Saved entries
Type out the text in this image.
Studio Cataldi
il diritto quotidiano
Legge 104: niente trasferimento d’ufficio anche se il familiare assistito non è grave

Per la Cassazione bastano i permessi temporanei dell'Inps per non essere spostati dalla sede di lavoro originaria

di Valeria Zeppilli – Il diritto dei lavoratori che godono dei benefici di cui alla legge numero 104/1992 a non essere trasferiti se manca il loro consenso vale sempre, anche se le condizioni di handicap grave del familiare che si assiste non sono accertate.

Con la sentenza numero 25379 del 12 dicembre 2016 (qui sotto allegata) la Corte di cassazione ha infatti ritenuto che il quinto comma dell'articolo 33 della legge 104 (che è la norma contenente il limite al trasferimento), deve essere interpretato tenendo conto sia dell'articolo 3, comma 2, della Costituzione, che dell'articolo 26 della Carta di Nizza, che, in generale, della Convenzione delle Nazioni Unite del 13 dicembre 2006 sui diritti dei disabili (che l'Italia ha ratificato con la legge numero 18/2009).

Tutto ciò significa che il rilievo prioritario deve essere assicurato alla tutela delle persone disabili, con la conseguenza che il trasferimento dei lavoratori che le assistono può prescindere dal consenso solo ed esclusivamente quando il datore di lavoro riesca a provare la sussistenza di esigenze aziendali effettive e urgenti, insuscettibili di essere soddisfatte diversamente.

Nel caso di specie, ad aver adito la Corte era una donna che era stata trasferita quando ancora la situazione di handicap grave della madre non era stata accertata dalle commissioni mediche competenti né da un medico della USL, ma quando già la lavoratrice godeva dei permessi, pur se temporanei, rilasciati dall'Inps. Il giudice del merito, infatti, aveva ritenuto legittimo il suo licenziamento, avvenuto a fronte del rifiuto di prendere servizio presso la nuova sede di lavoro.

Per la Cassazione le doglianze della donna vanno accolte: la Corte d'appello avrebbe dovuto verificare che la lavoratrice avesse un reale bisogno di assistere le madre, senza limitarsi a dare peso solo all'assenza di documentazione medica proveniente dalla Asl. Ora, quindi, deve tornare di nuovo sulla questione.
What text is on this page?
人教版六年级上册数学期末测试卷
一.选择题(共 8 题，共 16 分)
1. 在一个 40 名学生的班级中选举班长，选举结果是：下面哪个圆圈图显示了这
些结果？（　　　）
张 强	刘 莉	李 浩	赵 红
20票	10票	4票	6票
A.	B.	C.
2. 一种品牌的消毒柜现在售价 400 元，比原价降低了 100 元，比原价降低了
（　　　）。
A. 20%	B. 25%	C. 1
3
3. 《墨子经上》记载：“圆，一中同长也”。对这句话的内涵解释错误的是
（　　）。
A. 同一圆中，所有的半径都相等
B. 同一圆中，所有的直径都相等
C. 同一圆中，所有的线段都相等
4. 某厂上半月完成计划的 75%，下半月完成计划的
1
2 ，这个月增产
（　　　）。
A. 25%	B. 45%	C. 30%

Written task:
Show every line that contains the word "anche".

Finished exercise:
Legge 104: niente trasferimento d’ufficio anche se il familiare assistito non è grave
di Valeria Zeppilli – Il diritto dei lavoratori che godono dei benefici di cui alla legge numero 104/1992 a non essere trasferiti se manca il loro consenso vale sempre, anche se le condizioni di handicap grave del familiare che si assiste non sono accertate.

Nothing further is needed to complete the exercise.